TRECHO DA PÁGINA =

'''

O inspetor-geral do Departamento de Justiça dos EUA abriu uma investigação para apurar se o órgão está cumprindo a lei que determina a divulgação de arquivos ligados à investigação de Jeffrey Epstein. A apuração foca na identificação, coleta e produção de material responsivo relacionado ao caso.
A ação ocorre em meio a críticas sobre a forma de liberação dos arquivos, além de milhões de documentos que ainda não foram tornados públicos. O relatório também deve avaliar diretrizes de redacção e retenção de informações conforme a lei.
Contexto legal e números relevantes
Em novembro de 2025, o presidente Donald Trump sancionou a Epstein Files Transparency Act, que obriga a publicação de todos os arquivos relacionados a Epstein e à cúmplice Maxwell dentro de 30 dias. O DOJ informou ter tornado público mais de 3 milhões de arquivos, distribuídos via banco de dados online.

'''

(Dados coletados)
'''

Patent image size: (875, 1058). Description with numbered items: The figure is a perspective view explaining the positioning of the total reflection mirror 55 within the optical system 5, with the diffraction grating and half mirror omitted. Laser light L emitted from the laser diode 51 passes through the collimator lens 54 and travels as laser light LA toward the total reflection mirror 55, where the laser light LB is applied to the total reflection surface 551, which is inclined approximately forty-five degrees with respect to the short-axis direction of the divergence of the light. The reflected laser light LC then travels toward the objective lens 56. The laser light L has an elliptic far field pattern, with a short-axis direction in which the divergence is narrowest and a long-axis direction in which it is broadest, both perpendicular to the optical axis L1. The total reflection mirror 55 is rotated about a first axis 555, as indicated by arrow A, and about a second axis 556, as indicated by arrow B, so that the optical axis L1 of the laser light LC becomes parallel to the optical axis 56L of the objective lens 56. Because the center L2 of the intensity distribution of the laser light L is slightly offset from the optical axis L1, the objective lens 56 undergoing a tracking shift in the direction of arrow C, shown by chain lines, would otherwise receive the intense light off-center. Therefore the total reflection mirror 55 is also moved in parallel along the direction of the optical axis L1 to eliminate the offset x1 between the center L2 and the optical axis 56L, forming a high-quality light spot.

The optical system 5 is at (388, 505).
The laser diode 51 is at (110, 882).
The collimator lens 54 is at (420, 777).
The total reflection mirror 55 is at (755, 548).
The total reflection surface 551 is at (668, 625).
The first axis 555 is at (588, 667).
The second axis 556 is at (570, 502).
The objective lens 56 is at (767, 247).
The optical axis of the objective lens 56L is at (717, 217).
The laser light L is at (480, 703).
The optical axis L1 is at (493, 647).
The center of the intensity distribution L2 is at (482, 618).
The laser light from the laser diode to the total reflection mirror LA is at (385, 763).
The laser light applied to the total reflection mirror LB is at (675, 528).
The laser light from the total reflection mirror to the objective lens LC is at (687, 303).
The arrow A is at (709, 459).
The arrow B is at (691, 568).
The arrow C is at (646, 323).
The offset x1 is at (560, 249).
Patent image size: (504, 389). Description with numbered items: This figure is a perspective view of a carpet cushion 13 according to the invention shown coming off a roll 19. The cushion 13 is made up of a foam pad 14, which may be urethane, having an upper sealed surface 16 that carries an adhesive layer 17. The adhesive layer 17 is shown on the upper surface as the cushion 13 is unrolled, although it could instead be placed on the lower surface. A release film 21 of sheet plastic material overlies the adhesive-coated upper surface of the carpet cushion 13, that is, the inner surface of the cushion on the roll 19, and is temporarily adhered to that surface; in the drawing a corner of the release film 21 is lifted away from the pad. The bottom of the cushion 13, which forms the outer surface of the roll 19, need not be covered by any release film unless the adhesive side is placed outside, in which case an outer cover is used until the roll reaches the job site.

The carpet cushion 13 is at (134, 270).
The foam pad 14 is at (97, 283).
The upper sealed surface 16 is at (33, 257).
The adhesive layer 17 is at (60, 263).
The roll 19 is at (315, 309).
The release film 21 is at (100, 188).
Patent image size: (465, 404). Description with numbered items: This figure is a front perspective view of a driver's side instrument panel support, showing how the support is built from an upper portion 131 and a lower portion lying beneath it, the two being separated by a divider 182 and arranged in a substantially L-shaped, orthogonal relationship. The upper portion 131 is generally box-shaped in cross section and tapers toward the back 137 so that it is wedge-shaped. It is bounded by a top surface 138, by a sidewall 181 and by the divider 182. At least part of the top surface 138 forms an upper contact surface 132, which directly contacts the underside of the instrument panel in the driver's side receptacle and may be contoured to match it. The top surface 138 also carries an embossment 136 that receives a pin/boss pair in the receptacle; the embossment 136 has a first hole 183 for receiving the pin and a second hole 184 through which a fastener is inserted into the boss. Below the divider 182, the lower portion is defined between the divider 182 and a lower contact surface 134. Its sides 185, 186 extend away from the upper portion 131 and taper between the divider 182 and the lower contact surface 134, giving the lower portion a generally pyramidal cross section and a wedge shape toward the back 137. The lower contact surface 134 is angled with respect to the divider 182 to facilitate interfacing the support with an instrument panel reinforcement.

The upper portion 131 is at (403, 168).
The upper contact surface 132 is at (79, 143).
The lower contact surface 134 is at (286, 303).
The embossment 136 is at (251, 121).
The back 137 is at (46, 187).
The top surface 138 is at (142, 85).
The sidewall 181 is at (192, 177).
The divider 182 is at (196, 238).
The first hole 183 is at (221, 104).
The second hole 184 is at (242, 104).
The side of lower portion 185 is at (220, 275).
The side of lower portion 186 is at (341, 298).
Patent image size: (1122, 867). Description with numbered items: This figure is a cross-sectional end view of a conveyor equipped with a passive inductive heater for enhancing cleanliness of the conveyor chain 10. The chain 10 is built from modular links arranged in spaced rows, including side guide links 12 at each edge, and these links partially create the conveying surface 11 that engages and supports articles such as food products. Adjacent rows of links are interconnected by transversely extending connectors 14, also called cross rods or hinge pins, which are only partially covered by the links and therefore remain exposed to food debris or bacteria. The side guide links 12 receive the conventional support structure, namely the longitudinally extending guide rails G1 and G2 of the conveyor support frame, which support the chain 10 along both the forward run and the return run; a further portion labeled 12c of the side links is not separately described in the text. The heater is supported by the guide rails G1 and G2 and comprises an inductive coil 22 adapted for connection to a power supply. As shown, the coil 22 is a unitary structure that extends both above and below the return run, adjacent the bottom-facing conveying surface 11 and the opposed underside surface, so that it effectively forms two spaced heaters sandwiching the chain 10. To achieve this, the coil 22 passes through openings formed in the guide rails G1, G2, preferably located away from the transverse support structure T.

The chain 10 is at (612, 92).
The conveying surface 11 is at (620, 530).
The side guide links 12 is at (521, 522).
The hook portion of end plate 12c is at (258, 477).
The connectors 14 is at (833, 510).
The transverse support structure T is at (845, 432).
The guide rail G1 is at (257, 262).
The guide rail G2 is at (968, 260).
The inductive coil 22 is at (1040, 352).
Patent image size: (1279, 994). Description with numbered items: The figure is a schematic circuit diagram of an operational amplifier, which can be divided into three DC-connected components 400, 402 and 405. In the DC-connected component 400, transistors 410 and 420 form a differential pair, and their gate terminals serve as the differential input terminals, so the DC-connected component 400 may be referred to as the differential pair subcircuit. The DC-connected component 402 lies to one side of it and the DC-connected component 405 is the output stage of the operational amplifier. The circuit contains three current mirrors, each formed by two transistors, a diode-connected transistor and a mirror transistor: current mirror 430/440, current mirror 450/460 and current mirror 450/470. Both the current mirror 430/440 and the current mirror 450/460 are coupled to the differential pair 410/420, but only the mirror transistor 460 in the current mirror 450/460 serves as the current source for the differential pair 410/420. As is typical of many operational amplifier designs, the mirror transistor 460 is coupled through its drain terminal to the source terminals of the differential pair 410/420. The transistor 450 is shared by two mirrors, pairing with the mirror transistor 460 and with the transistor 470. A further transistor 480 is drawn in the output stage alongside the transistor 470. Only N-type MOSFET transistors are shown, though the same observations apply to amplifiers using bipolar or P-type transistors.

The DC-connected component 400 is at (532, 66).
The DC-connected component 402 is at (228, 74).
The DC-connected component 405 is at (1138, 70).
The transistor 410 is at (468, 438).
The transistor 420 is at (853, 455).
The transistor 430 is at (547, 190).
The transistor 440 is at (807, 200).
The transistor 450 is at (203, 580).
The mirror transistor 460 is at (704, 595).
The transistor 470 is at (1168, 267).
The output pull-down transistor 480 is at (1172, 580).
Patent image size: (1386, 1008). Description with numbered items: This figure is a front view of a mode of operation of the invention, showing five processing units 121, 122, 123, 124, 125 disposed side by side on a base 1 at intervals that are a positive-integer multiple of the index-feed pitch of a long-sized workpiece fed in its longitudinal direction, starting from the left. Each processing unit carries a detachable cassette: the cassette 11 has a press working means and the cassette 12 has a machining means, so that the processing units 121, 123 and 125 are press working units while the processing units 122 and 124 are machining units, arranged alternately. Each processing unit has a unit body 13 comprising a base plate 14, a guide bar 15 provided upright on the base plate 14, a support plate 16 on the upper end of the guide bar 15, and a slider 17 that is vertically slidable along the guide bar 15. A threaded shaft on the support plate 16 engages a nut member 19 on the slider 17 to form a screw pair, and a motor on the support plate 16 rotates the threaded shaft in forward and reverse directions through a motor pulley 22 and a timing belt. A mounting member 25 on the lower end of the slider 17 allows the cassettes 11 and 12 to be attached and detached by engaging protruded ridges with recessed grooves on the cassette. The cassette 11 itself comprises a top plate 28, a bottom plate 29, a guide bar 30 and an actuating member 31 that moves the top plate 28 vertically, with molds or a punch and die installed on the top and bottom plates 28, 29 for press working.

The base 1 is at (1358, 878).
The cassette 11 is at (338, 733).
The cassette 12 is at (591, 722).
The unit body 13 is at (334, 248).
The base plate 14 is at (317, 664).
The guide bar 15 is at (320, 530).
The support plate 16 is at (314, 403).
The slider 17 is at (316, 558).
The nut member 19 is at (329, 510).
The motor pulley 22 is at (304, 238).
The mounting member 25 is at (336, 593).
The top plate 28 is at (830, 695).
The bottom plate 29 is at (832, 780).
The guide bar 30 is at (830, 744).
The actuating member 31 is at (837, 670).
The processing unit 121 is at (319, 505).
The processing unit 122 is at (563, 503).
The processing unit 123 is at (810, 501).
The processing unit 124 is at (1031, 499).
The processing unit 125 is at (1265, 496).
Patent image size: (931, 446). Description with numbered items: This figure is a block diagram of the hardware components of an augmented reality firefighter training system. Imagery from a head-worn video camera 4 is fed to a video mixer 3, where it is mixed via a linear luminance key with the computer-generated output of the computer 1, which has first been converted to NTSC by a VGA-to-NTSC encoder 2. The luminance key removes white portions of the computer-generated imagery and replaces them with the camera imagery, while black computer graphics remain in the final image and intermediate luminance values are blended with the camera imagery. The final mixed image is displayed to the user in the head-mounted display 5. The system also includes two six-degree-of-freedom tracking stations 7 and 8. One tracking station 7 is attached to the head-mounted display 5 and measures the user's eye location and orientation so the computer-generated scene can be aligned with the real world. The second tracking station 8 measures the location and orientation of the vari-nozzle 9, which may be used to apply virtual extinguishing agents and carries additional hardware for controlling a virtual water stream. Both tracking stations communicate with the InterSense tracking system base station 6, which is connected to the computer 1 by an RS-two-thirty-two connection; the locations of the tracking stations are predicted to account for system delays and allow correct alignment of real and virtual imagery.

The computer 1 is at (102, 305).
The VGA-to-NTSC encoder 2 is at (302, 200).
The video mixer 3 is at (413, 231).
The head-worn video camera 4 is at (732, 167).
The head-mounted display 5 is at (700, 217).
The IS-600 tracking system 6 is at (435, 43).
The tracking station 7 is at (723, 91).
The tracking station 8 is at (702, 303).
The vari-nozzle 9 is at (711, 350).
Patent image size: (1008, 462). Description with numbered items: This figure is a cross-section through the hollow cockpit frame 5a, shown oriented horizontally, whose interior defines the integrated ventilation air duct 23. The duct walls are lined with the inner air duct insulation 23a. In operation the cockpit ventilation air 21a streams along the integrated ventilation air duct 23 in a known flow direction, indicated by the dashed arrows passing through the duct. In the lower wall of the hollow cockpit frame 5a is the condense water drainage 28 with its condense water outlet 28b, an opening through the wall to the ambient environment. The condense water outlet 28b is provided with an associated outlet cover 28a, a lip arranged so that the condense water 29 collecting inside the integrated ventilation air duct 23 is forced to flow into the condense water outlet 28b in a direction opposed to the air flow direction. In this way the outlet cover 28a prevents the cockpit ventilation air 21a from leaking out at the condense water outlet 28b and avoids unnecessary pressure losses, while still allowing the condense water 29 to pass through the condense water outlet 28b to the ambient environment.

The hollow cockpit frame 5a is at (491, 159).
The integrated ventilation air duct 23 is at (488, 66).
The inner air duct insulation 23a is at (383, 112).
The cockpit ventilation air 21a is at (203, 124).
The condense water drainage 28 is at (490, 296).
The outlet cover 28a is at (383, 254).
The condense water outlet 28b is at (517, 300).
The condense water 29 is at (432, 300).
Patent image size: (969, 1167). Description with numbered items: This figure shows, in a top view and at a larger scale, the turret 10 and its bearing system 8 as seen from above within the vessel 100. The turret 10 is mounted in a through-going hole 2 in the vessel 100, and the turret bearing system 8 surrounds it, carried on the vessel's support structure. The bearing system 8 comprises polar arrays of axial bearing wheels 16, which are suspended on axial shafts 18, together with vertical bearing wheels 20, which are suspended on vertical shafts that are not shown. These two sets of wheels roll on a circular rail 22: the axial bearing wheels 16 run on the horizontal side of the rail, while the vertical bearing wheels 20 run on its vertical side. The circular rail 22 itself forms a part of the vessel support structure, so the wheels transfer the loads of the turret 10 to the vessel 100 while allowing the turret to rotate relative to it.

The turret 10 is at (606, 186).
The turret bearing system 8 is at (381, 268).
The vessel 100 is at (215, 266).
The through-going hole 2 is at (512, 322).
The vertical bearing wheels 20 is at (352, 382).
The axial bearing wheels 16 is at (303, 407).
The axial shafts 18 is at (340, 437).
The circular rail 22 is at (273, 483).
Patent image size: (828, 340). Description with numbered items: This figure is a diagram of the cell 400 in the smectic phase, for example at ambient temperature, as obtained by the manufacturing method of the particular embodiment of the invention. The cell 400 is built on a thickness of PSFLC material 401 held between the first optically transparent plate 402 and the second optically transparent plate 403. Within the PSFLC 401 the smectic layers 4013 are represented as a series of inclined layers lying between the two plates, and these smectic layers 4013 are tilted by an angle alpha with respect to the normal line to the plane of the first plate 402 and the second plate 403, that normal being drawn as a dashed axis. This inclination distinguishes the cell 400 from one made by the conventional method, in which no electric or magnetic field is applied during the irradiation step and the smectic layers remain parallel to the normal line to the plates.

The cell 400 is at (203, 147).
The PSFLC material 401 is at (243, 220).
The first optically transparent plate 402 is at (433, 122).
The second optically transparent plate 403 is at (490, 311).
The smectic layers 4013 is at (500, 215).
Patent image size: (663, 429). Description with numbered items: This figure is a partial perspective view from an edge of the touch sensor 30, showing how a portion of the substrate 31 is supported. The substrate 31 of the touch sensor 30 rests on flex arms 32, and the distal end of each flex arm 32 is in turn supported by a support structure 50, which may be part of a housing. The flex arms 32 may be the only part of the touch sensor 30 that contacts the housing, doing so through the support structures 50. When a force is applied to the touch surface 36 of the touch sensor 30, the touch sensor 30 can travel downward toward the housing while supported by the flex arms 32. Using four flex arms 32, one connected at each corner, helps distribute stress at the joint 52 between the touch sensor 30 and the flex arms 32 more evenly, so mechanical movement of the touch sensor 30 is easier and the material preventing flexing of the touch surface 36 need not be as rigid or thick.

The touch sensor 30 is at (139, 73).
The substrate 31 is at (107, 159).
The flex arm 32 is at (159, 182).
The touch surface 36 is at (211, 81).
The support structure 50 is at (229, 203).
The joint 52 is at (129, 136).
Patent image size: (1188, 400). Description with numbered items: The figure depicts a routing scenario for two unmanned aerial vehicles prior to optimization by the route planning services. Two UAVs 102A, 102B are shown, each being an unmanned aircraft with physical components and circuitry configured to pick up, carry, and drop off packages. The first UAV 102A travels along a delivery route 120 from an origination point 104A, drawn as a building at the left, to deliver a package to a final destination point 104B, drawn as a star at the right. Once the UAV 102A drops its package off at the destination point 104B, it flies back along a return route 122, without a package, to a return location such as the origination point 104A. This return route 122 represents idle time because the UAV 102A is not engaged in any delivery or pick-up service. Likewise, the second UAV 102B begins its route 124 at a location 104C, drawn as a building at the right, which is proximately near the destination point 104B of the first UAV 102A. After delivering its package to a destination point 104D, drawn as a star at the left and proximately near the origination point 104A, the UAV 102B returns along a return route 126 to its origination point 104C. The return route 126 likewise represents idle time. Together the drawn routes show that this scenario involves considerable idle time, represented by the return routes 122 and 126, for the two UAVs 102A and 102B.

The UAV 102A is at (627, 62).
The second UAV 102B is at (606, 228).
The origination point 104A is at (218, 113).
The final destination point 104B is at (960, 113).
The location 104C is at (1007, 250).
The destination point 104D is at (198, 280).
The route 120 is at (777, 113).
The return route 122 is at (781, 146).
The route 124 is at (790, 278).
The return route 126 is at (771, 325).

'''

TAREFA A = Repita uma passagem do texto sobre os arquivos de Epstein. Comece nas palavras "Contexto legal e" e pare depois de "de dados online.".
TAREFA B = Retome o texto sobre os arquivos de Epstein a partir da última frase apresentada, dando continuidade a ele.

RESULTADO DA TAREFA A =
Contexto legal e números relevantes
Em novembro de 2025, o presidente Donald Trump sancionou a Epstein Files Transparency Act, que obriga a publicação de todos os arquivos relacionados a Epstein e à cúmplice Maxwell dentro de 30 dias. O DOJ informou ter tornado público mais de 3 milhões de arquivos, distribuídos via banco de dados online.

RESULTADO DA TAREFA B =
Ainda segundo análises, cerca de 2,7 milhões de arquivos permanecem disponíveis ao público, após remoções para proteger informações de sobreviventes. O DOJ estima que existe um total de cerca de seis milhões de arquivos na coleção governamental, com alguns itens mantendo-se privados por questões de privacidade ou por estarem ligados a casos em curso.
Reação política e próximos passos
Conforme as investigações avançam, dois congressistas que defenderam a lei estiveram ativos no enfrentamento de críticas ao DOJ. Parlamentares destacam a necessidade de responsabilização, enquanto o Departamento nega favorecimentos a pessoas influentes associadas ao caso Epstein.